Extract to read:
Content starts
For example, if a controls or maintenance engineer is alerted that a motor isn’t working, AR can lead an engineer or technician to the spare part in the warehouse, help direct the person to the location of the motor in the factory, provide step-by-step directions on how to safely perform lockout-tagout (LOTO) procedures, and display guided instructions to remove the old motor and install the new one. Upon completion, AR can then show how to properly start-up the machine.
AR versus traditional training methods
After completing coursework, trainees are evaluated to ensure understanding and comprehension of key subjects, including LOTO procedures, process hazard methodologies, OSHA guidelines, and more. In some cases, trainees may be subjected to hands-on assessments; in others, it may only be testing for certifications.
Certifications and hands-on assessments have drawbacks. With paper and digital exams, trainers fail to assess if trainees grasp the real-world concepts required to be successful. With hands-on assessments, trainees are tested on valuable concepts, but data, such as human error and measures of overall performance, is lost. This data is instrumental to improving future training programs.
AR provides a means of combining the best of both evaluation methods by subjecting trainees to hands-on examinations while capturing those essential pieces of data required to enhance training. AR has the power to recognize when the wrong part is leveraged, when assembly steps are completed out of order, when it takes too long to complete a task, or even when a misstep causes a safety risk.
Using VR to prepare and train for emergency scenarios
Regardless of the level of training, in manufacturing there are situations all controls engineers need to be prepared for. Traditional training methods can’t or don’t adequately address these scenarios.
In process industries, where safety is the utmost priority, operators and controls engineers need to be prepared for situations that they hopefully never encounter in their career, such as a runaway reaction, chemical leak, or explosion. Or situations that may happen only once a year such as shutdown and start-up. In discrete and hybrid manufacturing, operators need to be prepared for product changeovers, equipment upgrades, and emergency situations where quick action is required to mitigate and prevent the risk of damage to property and personnel.
These are situations where VR can add immense value. With immersive digital twins, controls engineers can role-play and practice emergency response scenarios. Within the context of the manufacturing environment, they cannot only train for how to respond, but can also learn how different responses impact operations. Digital twins and VR also offer the opportunity to train operators when a physical environment isn’t available, whether the facility is under construction, in a remote location, or is unsafe.
Content ends
Page layout parsing data:
Content starts
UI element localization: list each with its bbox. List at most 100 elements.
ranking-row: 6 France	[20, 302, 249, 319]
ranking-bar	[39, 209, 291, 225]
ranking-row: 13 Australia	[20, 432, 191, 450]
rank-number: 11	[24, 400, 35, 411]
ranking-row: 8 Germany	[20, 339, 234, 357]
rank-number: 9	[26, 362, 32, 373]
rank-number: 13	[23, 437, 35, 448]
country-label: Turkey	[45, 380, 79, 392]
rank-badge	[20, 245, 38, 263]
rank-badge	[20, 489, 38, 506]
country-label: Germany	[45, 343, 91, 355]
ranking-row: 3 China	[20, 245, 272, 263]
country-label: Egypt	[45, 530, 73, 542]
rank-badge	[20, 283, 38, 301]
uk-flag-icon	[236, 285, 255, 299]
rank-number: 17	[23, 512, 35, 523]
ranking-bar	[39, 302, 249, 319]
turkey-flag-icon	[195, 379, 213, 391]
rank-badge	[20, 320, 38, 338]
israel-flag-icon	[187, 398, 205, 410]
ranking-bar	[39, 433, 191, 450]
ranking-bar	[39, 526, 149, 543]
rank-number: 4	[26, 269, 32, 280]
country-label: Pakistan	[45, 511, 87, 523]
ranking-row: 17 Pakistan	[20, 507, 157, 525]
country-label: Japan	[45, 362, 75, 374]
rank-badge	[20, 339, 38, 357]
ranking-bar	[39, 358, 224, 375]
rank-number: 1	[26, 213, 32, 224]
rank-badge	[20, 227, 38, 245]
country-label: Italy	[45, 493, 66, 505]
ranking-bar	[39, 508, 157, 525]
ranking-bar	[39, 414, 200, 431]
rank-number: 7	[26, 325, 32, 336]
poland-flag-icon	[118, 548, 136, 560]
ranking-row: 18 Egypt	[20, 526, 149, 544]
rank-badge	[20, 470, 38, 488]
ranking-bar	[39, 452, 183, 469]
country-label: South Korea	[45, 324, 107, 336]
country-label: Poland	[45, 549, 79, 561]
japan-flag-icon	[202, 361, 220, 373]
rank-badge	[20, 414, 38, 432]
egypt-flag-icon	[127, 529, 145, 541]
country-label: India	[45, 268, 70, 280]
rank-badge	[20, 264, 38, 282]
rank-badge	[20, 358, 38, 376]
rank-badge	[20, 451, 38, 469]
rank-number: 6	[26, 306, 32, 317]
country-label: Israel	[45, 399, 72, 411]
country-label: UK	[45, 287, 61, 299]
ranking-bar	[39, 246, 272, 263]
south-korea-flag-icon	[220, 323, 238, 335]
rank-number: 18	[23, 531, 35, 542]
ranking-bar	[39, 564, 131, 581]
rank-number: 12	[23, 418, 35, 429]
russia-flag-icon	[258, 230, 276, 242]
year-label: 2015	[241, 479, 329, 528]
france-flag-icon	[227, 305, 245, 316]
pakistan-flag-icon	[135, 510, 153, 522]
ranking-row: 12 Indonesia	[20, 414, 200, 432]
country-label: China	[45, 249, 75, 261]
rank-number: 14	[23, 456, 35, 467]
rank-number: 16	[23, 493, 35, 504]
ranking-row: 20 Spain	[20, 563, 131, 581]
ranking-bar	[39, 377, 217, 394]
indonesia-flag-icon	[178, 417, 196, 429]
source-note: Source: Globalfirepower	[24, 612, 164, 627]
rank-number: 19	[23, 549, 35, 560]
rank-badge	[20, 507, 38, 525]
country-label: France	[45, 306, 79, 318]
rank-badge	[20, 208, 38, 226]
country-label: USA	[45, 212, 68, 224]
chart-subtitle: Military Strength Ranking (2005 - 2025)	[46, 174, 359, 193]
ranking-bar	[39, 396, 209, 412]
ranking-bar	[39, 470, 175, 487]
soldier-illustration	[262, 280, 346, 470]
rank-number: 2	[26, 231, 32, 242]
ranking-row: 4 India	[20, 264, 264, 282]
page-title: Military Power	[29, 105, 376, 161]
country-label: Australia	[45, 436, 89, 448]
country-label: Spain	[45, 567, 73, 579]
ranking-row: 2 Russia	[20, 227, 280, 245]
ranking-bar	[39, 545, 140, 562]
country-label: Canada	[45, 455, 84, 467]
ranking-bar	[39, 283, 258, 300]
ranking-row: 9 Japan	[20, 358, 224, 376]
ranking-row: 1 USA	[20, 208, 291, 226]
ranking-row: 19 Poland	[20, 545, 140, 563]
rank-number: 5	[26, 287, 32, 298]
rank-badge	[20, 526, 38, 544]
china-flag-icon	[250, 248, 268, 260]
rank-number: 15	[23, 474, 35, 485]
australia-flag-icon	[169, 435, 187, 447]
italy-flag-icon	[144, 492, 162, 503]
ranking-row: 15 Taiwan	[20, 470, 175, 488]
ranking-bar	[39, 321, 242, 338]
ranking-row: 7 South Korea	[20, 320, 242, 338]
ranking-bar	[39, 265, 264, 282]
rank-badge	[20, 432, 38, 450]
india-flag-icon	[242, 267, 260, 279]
Content ends
Problem requirements:
According to the extract, what data is lost when trainees undergo hands-on assessments? Base your response solely on the extract.

Completed exercise:
Data such as human error and measures of overall performance is lost.